• [Direction]: Could you lay out the rows below, from the first one through the line containing "- data-point: [370, 289, 377, 296]", as a Markdown table with the columns No. and Line, leaving out any blank lines?

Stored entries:
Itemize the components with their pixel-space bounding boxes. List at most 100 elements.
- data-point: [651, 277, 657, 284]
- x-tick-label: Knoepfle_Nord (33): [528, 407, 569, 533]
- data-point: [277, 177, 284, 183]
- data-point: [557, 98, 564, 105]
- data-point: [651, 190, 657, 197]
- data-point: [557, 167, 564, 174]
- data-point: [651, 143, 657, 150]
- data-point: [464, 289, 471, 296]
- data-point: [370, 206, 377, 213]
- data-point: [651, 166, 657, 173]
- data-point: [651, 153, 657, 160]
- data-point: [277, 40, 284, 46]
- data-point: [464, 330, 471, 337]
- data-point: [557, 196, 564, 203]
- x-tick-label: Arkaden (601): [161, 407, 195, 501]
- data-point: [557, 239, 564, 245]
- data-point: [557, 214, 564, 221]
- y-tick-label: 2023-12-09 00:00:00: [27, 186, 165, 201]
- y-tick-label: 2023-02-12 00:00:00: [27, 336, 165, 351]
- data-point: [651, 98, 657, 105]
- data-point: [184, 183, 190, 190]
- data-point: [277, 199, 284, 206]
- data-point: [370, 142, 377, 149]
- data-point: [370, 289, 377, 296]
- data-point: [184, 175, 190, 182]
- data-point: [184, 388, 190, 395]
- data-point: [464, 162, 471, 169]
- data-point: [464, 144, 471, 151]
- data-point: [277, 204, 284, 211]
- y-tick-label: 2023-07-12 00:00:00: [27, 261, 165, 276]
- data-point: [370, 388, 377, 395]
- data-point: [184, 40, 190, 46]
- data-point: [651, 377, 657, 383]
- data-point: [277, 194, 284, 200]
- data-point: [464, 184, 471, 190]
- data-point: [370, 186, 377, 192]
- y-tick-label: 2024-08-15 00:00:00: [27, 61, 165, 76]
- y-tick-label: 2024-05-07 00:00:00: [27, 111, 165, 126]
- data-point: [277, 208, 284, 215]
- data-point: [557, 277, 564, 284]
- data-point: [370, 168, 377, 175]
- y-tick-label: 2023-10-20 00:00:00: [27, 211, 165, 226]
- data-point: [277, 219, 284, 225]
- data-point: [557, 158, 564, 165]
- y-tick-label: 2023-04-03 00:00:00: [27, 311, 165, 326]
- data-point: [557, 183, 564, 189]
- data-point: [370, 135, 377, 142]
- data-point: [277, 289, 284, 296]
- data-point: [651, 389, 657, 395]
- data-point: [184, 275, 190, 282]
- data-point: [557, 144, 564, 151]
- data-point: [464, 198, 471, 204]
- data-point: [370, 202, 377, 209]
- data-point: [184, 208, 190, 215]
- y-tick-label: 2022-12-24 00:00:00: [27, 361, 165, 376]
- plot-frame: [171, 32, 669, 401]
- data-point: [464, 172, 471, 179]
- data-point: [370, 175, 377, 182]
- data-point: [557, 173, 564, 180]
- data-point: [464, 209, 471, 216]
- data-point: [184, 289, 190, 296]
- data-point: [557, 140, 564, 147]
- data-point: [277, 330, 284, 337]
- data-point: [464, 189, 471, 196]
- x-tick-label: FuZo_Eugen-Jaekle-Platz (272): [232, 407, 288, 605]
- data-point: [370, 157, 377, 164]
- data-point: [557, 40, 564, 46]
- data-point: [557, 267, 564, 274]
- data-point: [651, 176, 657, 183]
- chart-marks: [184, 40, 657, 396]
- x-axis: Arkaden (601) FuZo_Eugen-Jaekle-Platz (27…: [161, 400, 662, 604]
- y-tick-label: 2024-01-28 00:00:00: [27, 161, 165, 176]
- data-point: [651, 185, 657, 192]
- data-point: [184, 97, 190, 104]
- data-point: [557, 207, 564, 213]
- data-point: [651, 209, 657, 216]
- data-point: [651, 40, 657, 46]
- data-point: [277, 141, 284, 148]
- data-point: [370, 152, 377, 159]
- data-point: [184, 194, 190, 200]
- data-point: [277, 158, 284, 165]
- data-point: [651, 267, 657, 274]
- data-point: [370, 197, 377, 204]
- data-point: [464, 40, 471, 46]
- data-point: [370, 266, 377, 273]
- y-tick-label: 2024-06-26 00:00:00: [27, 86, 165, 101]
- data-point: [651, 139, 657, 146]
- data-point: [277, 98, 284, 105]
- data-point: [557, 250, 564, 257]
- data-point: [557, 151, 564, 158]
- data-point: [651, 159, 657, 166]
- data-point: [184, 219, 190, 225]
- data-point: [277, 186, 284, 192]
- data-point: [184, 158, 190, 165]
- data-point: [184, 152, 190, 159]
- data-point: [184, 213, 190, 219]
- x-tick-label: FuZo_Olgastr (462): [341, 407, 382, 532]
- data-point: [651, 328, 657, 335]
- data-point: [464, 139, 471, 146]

• [Written solution]:
| No. | Line |
|---|---|
| 1 | Itemize the components with their pixel-space bounding boxes. List at most 100 elements. |
| 2 | - data-point: [651, 277, 657, 284] |
| 3 | - x-tick-label: Knoepfle_Nord (33): [528, 407, 569, 533] |
| 4 | - data-point: [277, 177, 284, 183] |
| 5 | - data-point: [557, 98, 564, 105] |
| 6 | - data-point: [651, 190, 657, 197] |
| 7 | - data-point: [557, 167, 564, 174] |
| 8 | - data-point: [651, 143, 657, 150] |
| 9 | - data-point: [464, 289, 471, 296] |
| 10 | - data-point: [370, 206, 377, 213] |
| 11 | - data-point: [651, 166, 657, 173] |
| 12 | - data-point: [651, 153, 657, 160] |
| 13 | - data-point: [277, 40, 284, 46] |
| 14 | - data-point: [464, 330, 471, 337] |
| 15 | - data-point: [557, 196, 564, 203] |
| 16 | - x-tick-label: Arkaden (601): [161, 407, 195, 501] |
| 17 | - data-point: [557, 239, 564, 245] |
| 18 | - data-point: [557, 214, 564, 221] |
| 19 | - y-tick-label: 2023-12-09 00:00:00: [27, 186, 165, 201] |
| 20 | - y-tick-label: 2023-02-12 00:00:00: [27, 336, 165, 351] |
| 21 | - data-point: [651, 98, 657, 105] |
| 22 | - data-point: [184, 183, 190, 190] |
| 23 | - data-point: [277, 199, 284, 206] |
| 24 | - data-point: [370, 142, 377, 149] |
| 25 | - data-point: [370, 289, 377, 296] |